Task goal: In the data, extract each line that holds the string "padre".

Supplied material:
"""

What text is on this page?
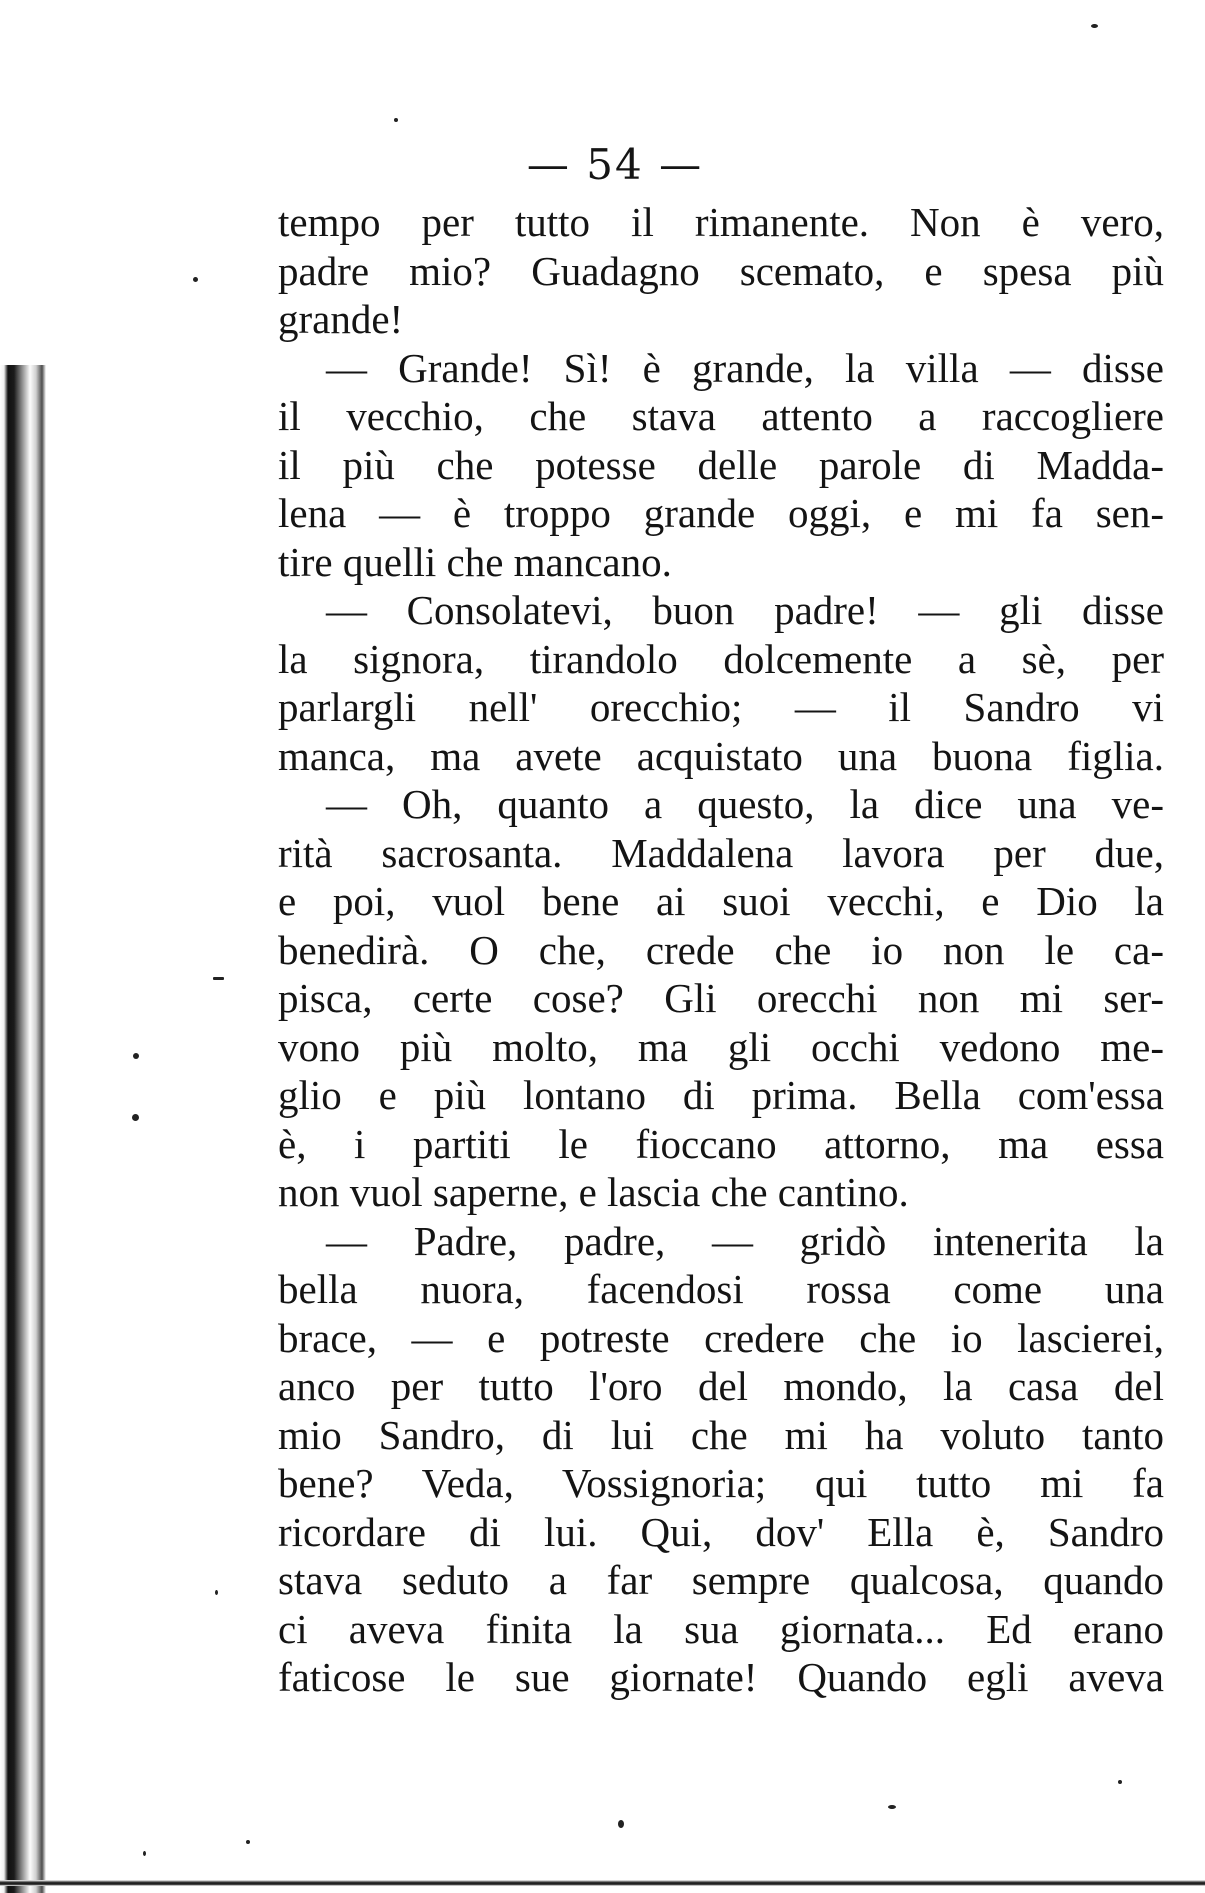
— 54 —
tempo per tutto il rimanente. Non è vero,
padre mio? Guadagno scemato, e spesa più
grande!
— Grande! Sì! è grande, la villa — disse
il vecchio, che stava attento a raccogliere
il più che potesse delle parole di Madda-
lena — è troppo grande oggi, e mi fa sen-
tire quelli che mancano.
— Consolatevi, buon padre! — gli disse
la signora, tirandolo dolcemente a sè, per
parlargli nell' orecchio; — il Sandro vi
manca, ma avete acquistato una buona figlia.
— Oh, quanto a questo, la dice una ve-
rità sacrosanta. Maddalena lavora per due,
e poi, vuol bene ai suoi vecchi, e Dio la
benedirà. O che, crede che io non le ca-
pisca, certe cose? Gli orecchi non mi ser-
vono più molto, ma gli occhi vedono me-
glio e più lontano di prima. Bella com'essa
è, i partiti le fioccano attorno, ma essa
non vuol saperne, e lascia che cantino.
— Padre, padre, — gridò intenerita la
bella nuora, facendosi rossa come una
brace, — e potreste credere che io lascierei,
anco per tutto l'oro del mondo, la casa del
mio Sandro, di lui che mi ha voluto tanto
bene? Veda, Vossignoria; qui tutto mi fa
ricordare di lui. Qui, dov' Ella è, Sandro
stava seduto a far sempre qualcosa, quando
ci aveva finita la sua giornata... Ed erano
faticose le sue giornate! Quando egli aveva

"""

Output for this task:
padre mio? Guadagno scemato, e spesa più
— Consolatevi, buon padre! — gli disse
— Padre, padre, — gridò intenerita la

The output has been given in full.